TASK OBJECTIVE –
In the entries that follow, how many lines contain "period"? Answer with the number only.

LISTING –
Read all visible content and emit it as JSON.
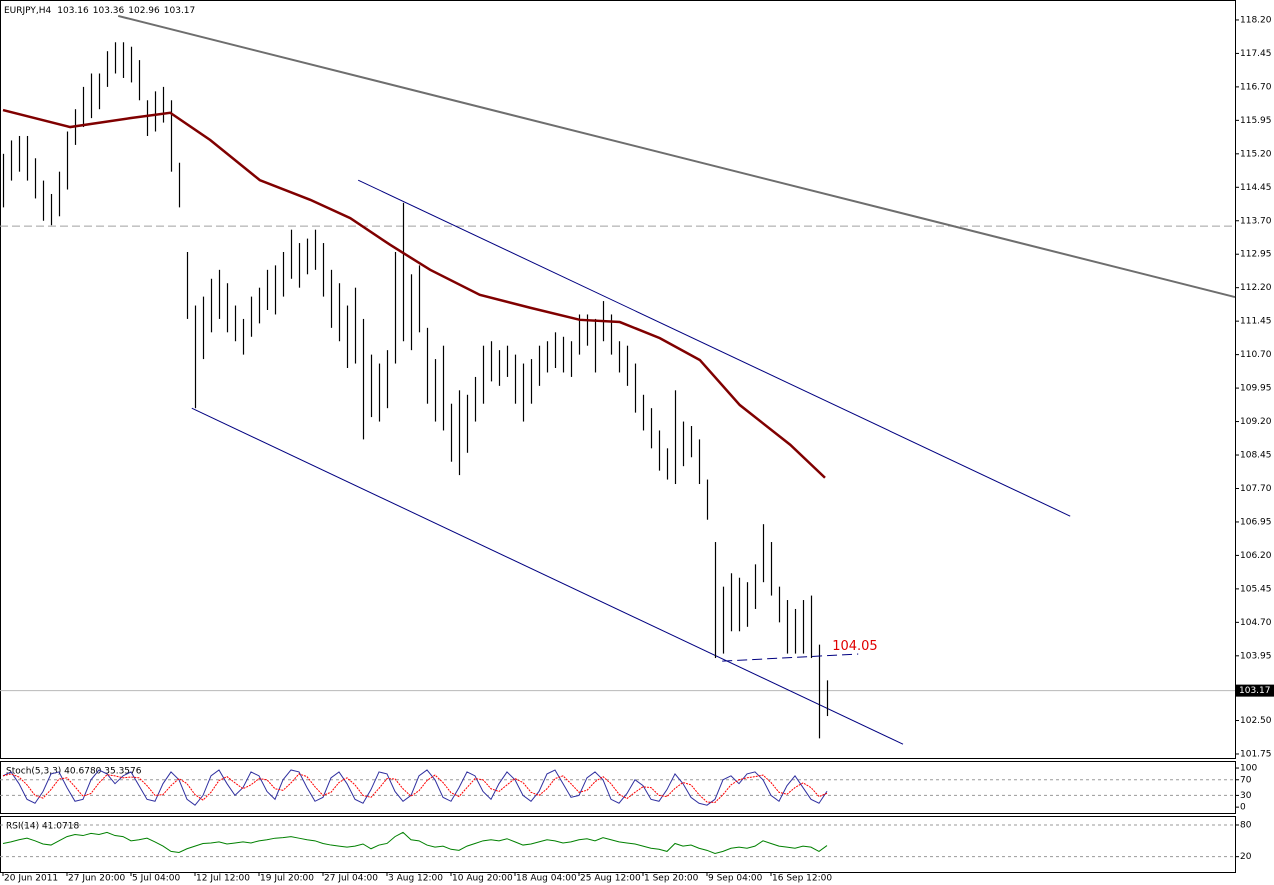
{
  "chart_data": [
    {
      "type": "ohlc",
      "title": "EURJPY,H4",
      "quote": [
        103.16,
        103.36,
        102.96,
        103.17
      ],
      "color": "#000000",
      "high": [
        115.2,
        115.5,
        115.6,
        115.6,
        115.1,
        114.6,
        114.3,
        114.8,
        115.7,
        116.2,
        116.7,
        117.0,
        117.0,
        117.5,
        117.7,
        117.7,
        117.6,
        117.3,
        116.4,
        116.6,
        116.7,
        116.4,
        115.0,
        113.0,
        111.8,
        112.0,
        112.4,
        112.6,
        112.3,
        111.8,
        111.5,
        112.0,
        112.2,
        112.6,
        112.7,
        113.0,
        113.5,
        113.2,
        113.3,
        113.5,
        113.2,
        112.6,
        112.3,
        111.8,
        112.2,
        111.5,
        110.7,
        110.5,
        110.8,
        113.0,
        114.1,
        112.5,
        112.7,
        111.3,
        110.6,
        110.9,
        109.6,
        109.9,
        109.8,
        110.2,
        110.9,
        111.0,
        110.8,
        110.9,
        110.7,
        110.5,
        110.6,
        110.9,
        111.0,
        111.2,
        111.1,
        111.0,
        111.6,
        111.6,
        111.5,
        111.9,
        111.6,
        111.0,
        110.9,
        110.5,
        109.8,
        109.5,
        109.0,
        108.6,
        109.9,
        109.2,
        109.1,
        108.8,
        107.9,
        106.5,
        105.5,
        105.8,
        105.7,
        105.6,
        106.0,
        106.9,
        106.5,
        105.5,
        105.2,
        105.0,
        105.2,
        105.3,
        104.2,
        103.4
      ],
      "low": [
        114.0,
        114.6,
        114.8,
        114.6,
        114.2,
        113.7,
        113.6,
        113.8,
        114.4,
        115.4,
        115.8,
        116.0,
        116.2,
        116.7,
        117.0,
        116.9,
        116.8,
        116.4,
        115.6,
        115.7,
        115.9,
        114.8,
        114.0,
        111.5,
        109.5,
        110.6,
        111.2,
        111.5,
        111.2,
        111.0,
        110.7,
        111.1,
        111.4,
        111.7,
        111.6,
        112.0,
        112.4,
        112.2,
        112.5,
        112.6,
        112.0,
        111.3,
        111.0,
        110.4,
        110.5,
        108.8,
        109.3,
        109.2,
        109.5,
        110.5,
        111.0,
        110.8,
        111.2,
        109.6,
        109.2,
        109.0,
        108.3,
        108.0,
        108.5,
        109.2,
        109.6,
        110.1,
        110.0,
        110.2,
        109.6,
        109.2,
        109.6,
        110.0,
        110.3,
        110.4,
        110.3,
        110.2,
        110.7,
        110.9,
        110.3,
        111.0,
        110.7,
        110.3,
        110.0,
        109.4,
        109.0,
        108.6,
        108.1,
        107.9,
        107.8,
        108.2,
        108.4,
        107.8,
        107.0,
        103.9,
        104.0,
        104.5,
        104.5,
        104.6,
        105.0,
        105.6,
        105.3,
        104.7,
        104.0,
        104.0,
        104.0,
        103.9,
        102.1,
        102.6
      ],
      "last": 103.17,
      "xlim": [
        -0.375,
        154
      ],
      "ylim": [
        101.66,
        118.58
      ],
      "xticks": [
        {
          "value": 0,
          "label": "20 Jun 2011"
        },
        {
          "value": 8,
          "label": "27 Jun 20:00"
        },
        {
          "value": 16,
          "label": "5 Jul 04:00"
        },
        {
          "value": 24,
          "label": "12 Jul 12:00"
        },
        {
          "value": 32,
          "label": "19 Jul 20:00"
        },
        {
          "value": 40,
          "label": "27 Jul 04:00"
        },
        {
          "value": 48,
          "label": "3 Aug 12:00"
        },
        {
          "value": 56,
          "label": "10 Aug 20:00"
        },
        {
          "value": 64,
          "label": "18 Aug 04:00"
        },
        {
          "value": 72,
          "label": "25 Aug 12:00"
        },
        {
          "value": 80,
          "label": "1 Sep 20:00"
        },
        {
          "value": 88,
          "label": "9 Sep 04:00"
        },
        {
          "value": 96,
          "label": "16 Sep 12:00"
        }
      ],
      "yticks": [
        {
          "value": 118.2,
          "label": "118.20"
        },
        117.45,
        {
          "value": 116.7,
          "label": "116.70"
        },
        115.95,
        {
          "value": 115.2,
          "label": "115.20"
        },
        114.45,
        {
          "value": 113.7,
          "label": "113.70"
        },
        112.95,
        {
          "value": 112.2,
          "label": "112.20"
        },
        111.45,
        {
          "value": 110.7,
          "label": "110.70"
        },
        109.95,
        {
          "value": 109.2,
          "label": "109.20"
        },
        108.45,
        {
          "value": 107.7,
          "label": "107.70"
        },
        106.95,
        {
          "value": 106.2,
          "label": "106.20"
        },
        105.45,
        {
          "value": 104.7,
          "label": "104.70"
        },
        103.95,
        {
          "value": 102.5,
          "label": "102.50"
        },
        101.75
      ],
      "moving_average": {
        "color": "#800000",
        "x": [
          0,
          8.4,
          15.9,
          20.9,
          25.9,
          32.1,
          38.4,
          43.4,
          48.4,
          53.4,
          59.6,
          65.9,
          72.1,
          77.1,
          82.1,
          87.1,
          92.1,
          98.4,
          102.75
        ],
        "values": [
          116.18,
          115.8,
          116.0,
          116.12,
          115.51,
          114.61,
          114.17,
          113.76,
          113.16,
          112.6,
          112.04,
          111.75,
          111.48,
          111.43,
          111.07,
          110.58,
          109.57,
          108.68,
          107.94
        ]
      },
      "trendlines": [
        {
          "color": "#6e6e6e",
          "x": [
            14.4,
            154
          ],
          "values": [
            118.29,
            111.99
          ]
        },
        {
          "color": "#000080",
          "x": [
            44.4,
            133.4
          ],
          "values": [
            114.61,
            107.08
          ]
        },
        {
          "color": "#000080",
          "x": [
            23.6,
            112.5
          ],
          "values": [
            109.5,
            101.97
          ]
        }
      ],
      "hline": {
        "color": "#a0a0a0",
        "value": 113.58
      },
      "level": {
        "color": "#000080",
        "x": [
          89.9,
          106.9
        ],
        "values": [
          103.83,
          103.99
        ],
        "label": 104.05
      }
    },
    {
      "type": "oscillator",
      "title": "Stoch(5,3,3) 40.6780 35.3576",
      "xlim": [
        -0.375,
        154
      ],
      "ylim": [
        -15,
        118
      ],
      "yticks": [
        100,
        70,
        30,
        0
      ],
      "levels": [
        70,
        30
      ],
      "series": [
        {
          "color": "#3030a0",
          "values": [
            80,
            90,
            60,
            20,
            10,
            40,
            85,
            90,
            50,
            15,
            20,
            70,
            95,
            85,
            60,
            80,
            90,
            55,
            20,
            15,
            60,
            90,
            70,
            20,
            5,
            30,
            80,
            95,
            60,
            30,
            50,
            90,
            80,
            40,
            20,
            70,
            95,
            90,
            50,
            15,
            25,
            75,
            90,
            60,
            20,
            10,
            45,
            90,
            85,
            40,
            15,
            30,
            80,
            95,
            70,
            25,
            15,
            50,
            90,
            80,
            40,
            20,
            60,
            90,
            70,
            30,
            15,
            40,
            85,
            95,
            60,
            25,
            30,
            75,
            90,
            70,
            20,
            10,
            35,
            70,
            55,
            20,
            15,
            45,
            85,
            60,
            25,
            10,
            5,
            20,
            70,
            80,
            60,
            85,
            90,
            70,
            30,
            15,
            55,
            80,
            50,
            20,
            10,
            40.678
          ]
        },
        {
          "color": "#ff0000",
          "dashed": true,
          "values": [
            80,
            85,
            77,
            57,
            30,
            23,
            45,
            72,
            75,
            52,
            28,
            35,
            62,
            83,
            80,
            75,
            77,
            75,
            55,
            30,
            32,
            55,
            73,
            60,
            32,
            18,
            38,
            68,
            78,
            62,
            47,
            57,
            73,
            70,
            47,
            43,
            62,
            85,
            78,
            52,
            30,
            38,
            63,
            75,
            57,
            30,
            25,
            48,
            73,
            72,
            47,
            28,
            42,
            68,
            82,
            63,
            37,
            27,
            50,
            73,
            70,
            47,
            40,
            57,
            73,
            63,
            38,
            30,
            47,
            73,
            80,
            60,
            38,
            43,
            65,
            78,
            60,
            33,
            22,
            38,
            52,
            50,
            30,
            27,
            48,
            63,
            57,
            32,
            13,
            12,
            32,
            57,
            70,
            75,
            78,
            82,
            63,
            38,
            33,
            50,
            62,
            50,
            27,
            35.3576
          ]
        }
      ]
    },
    {
      "type": "oscillator",
      "title": "RSI(14) 41.0718",
      "xlim": [
        -0.375,
        154
      ],
      "ylim": [
        -9,
        97
      ],
      "yticks": [
        80,
        20
      ],
      "levels": [
        80,
        20
      ],
      "series": [
        {
          "color": "#008000",
          "values": [
            45,
            48,
            52,
            55,
            50,
            44,
            42,
            50,
            58,
            62,
            60,
            64,
            62,
            66,
            60,
            58,
            50,
            52,
            55,
            48,
            40,
            30,
            28,
            35,
            40,
            45,
            46,
            48,
            44,
            46,
            48,
            46,
            50,
            52,
            55,
            56,
            58,
            55,
            52,
            50,
            45,
            42,
            40,
            38,
            40,
            44,
            35,
            42,
            45,
            58,
            66,
            52,
            50,
            42,
            38,
            40,
            34,
            32,
            40,
            45,
            50,
            52,
            50,
            54,
            48,
            42,
            44,
            48,
            52,
            50,
            46,
            48,
            52,
            54,
            50,
            56,
            52,
            48,
            46,
            44,
            40,
            36,
            34,
            30,
            45,
            40,
            42,
            36,
            32,
            26,
            30,
            36,
            38,
            36,
            40,
            50,
            45,
            40,
            38,
            36,
            40,
            38,
            30,
            41.0718
          ]
        }
      ]
    }
  ]
}
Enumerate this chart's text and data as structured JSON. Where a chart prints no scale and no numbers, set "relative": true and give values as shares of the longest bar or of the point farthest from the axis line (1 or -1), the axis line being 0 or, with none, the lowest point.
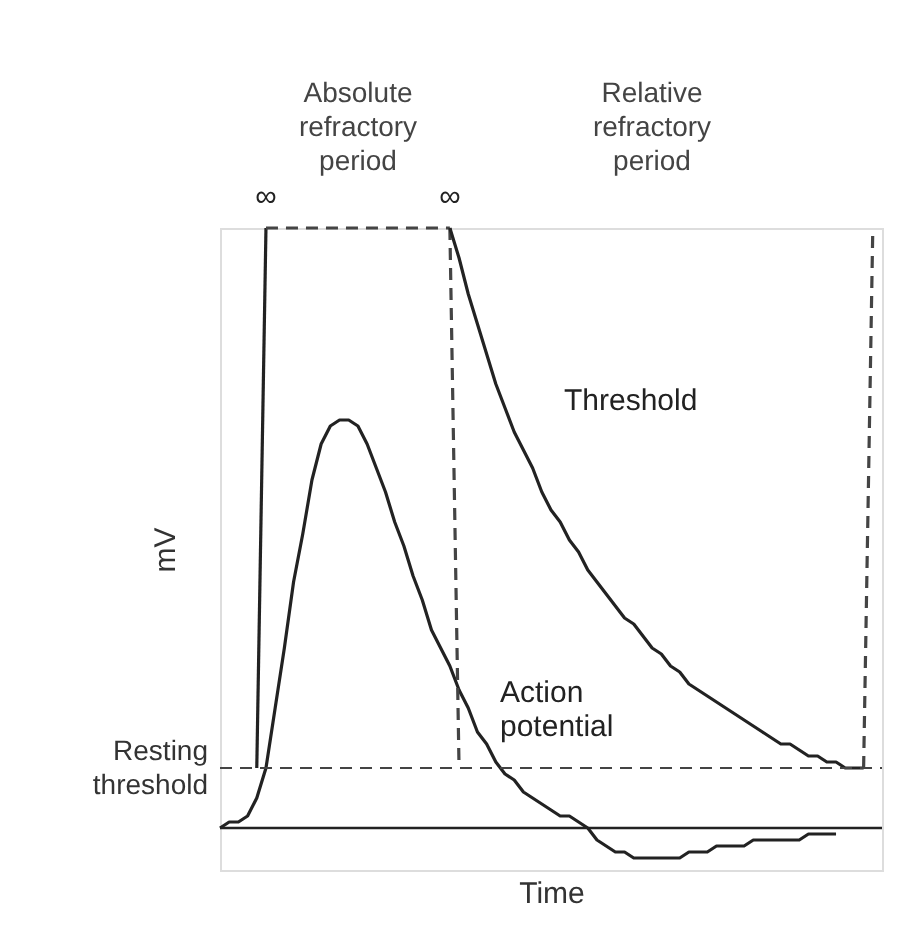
{
  "chart_data": {
    "type": "line",
    "relative": true,
    "xlabel": "Time",
    "ylabel": "mV",
    "tick_labels": false,
    "categories": [
      null,
      null,
      null,
      null,
      null,
      null,
      null,
      null,
      null,
      null,
      null,
      null,
      null,
      null,
      null,
      null,
      null,
      null,
      null,
      null,
      null,
      null,
      null,
      null,
      null,
      null,
      null,
      null,
      null,
      null,
      null,
      null,
      null,
      null,
      null,
      null,
      null,
      null,
      null,
      null,
      null,
      null,
      null,
      null,
      null,
      null,
      null,
      null,
      null,
      null,
      null,
      null,
      null,
      null,
      null,
      null,
      null,
      null,
      null,
      null,
      null,
      null,
      null,
      null,
      null,
      null,
      null,
      null,
      null,
      null,
      null,
      null,
      null
    ],
    "series": [
      {
        "color": "#222222",
        "values": [
          0,
          0.01,
          0.01,
          0.02,
          0.05,
          0.1,
          0.2,
          0.3,
          0.41,
          0.49,
          0.58,
          0.64,
          0.67,
          0.68,
          0.68,
          0.67,
          0.64,
          0.6,
          0.56,
          0.51,
          0.47,
          0.42,
          0.38,
          0.33,
          0.3,
          0.27,
          0.23,
          0.2,
          0.16,
          0.14,
          0.11,
          0.09,
          0.08,
          0.06,
          0.05,
          0.04,
          0.03,
          0.02,
          0.02,
          0.01,
          0,
          -0.02,
          -0.03,
          -0.04,
          -0.04,
          -0.05,
          -0.05,
          -0.05,
          -0.05,
          -0.05,
          -0.05,
          -0.04,
          -0.04,
          -0.04,
          -0.03,
          -0.03,
          -0.03,
          -0.03,
          -0.02,
          -0.02,
          -0.02,
          -0.02,
          -0.02,
          -0.02,
          -0.01,
          -0.01,
          -0.01,
          -0.01,
          null,
          null,
          null,
          null,
          null
        ]
      },
      {
        "color": "#222222",
        "values": [
          null,
          null,
          null,
          null,
          0.1,
          1,
          null,
          null,
          null,
          null,
          null,
          null,
          null,
          null,
          null,
          null,
          null,
          null,
          null,
          null,
          null,
          null,
          null,
          null,
          null,
          null,
          null,
          null,
          null,
          null,
          null,
          null,
          null,
          null,
          null,
          null,
          null,
          null,
          null,
          null,
          null,
          null,
          null,
          null,
          null,
          null,
          null,
          null,
          null,
          null,
          null,
          null,
          null,
          null,
          null,
          null,
          null,
          null,
          null,
          null,
          null,
          null,
          null,
          null,
          null,
          null,
          null,
          null,
          null,
          null,
          null,
          null,
          null
        ]
      },
      {
        "color": "#444444",
        "line_style": "dashed",
        "values": [
          null,
          null,
          null,
          null,
          null,
          1,
          1,
          1,
          1,
          1,
          1,
          1,
          1,
          1,
          1,
          1,
          1,
          1,
          1,
          1,
          1,
          1,
          1,
          1,
          1,
          1,
          null,
          null,
          null,
          null,
          null,
          null,
          null,
          null,
          null,
          null,
          null,
          null,
          null,
          null,
          null,
          null,
          null,
          null,
          null,
          null,
          null,
          null,
          null,
          null,
          null,
          null,
          null,
          null,
          null,
          null,
          null,
          null,
          null,
          null,
          null,
          null,
          null,
          null,
          null,
          null,
          null,
          null,
          null,
          null,
          null,
          null,
          null
        ]
      },
      {
        "color": "#444444",
        "line_style": "dashed",
        "values": [
          null,
          null,
          null,
          null,
          null,
          null,
          null,
          null,
          null,
          null,
          null,
          null,
          null,
          null,
          null,
          null,
          null,
          null,
          null,
          null,
          null,
          null,
          null,
          null,
          null,
          1,
          0.1,
          null,
          null,
          null,
          null,
          null,
          null,
          null,
          null,
          null,
          null,
          null,
          null,
          null,
          null,
          null,
          null,
          null,
          null,
          null,
          null,
          null,
          null,
          null,
          null,
          null,
          null,
          null,
          null,
          null,
          null,
          null,
          null,
          null,
          null,
          null,
          null,
          null,
          null,
          null,
          null,
          null,
          null,
          null,
          null,
          null,
          null
        ]
      },
      {
        "color": "#222222",
        "values": [
          null,
          null,
          null,
          null,
          null,
          null,
          null,
          null,
          null,
          null,
          null,
          null,
          null,
          null,
          null,
          null,
          null,
          null,
          null,
          null,
          null,
          null,
          null,
          null,
          null,
          1,
          0.95,
          0.89,
          0.84,
          0.79,
          0.74,
          0.7,
          0.66,
          0.63,
          0.6,
          0.56,
          0.53,
          0.51,
          0.48,
          0.46,
          0.43,
          0.41,
          0.39,
          0.37,
          0.35,
          0.34,
          0.32,
          0.3,
          0.29,
          0.27,
          0.26,
          0.24,
          0.23,
          0.22,
          0.21,
          0.2,
          0.19,
          0.18,
          0.17,
          0.16,
          0.15,
          0.14,
          0.14,
          0.13,
          0.12,
          0.12,
          0.11,
          0.11,
          0.1,
          0.1,
          0.1,
          null,
          null
        ]
      },
      {
        "color": "#444444",
        "line_style": "dashed",
        "values": [
          null,
          null,
          null,
          null,
          null,
          null,
          null,
          null,
          null,
          null,
          null,
          null,
          null,
          null,
          null,
          null,
          null,
          null,
          null,
          null,
          null,
          null,
          null,
          null,
          null,
          null,
          null,
          null,
          null,
          null,
          null,
          null,
          null,
          null,
          null,
          null,
          null,
          null,
          null,
          null,
          null,
          null,
          null,
          null,
          null,
          null,
          null,
          null,
          null,
          null,
          null,
          null,
          null,
          null,
          null,
          null,
          null,
          null,
          null,
          null,
          null,
          null,
          null,
          null,
          null,
          null,
          null,
          null,
          null,
          null,
          0.1,
          1,
          null
        ]
      }
    ],
    "ref_lines": [
      {
        "axis": "y",
        "value": 0.1,
        "label": "Resting threshold",
        "line_style": "dashed"
      }
    ],
    "annotations": [
      "∞",
      "∞",
      "Threshold",
      "Action potential",
      "Absolute refractory period",
      "Relative refractory period"
    ]
  }
}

EXERCISE SOLUTION –
2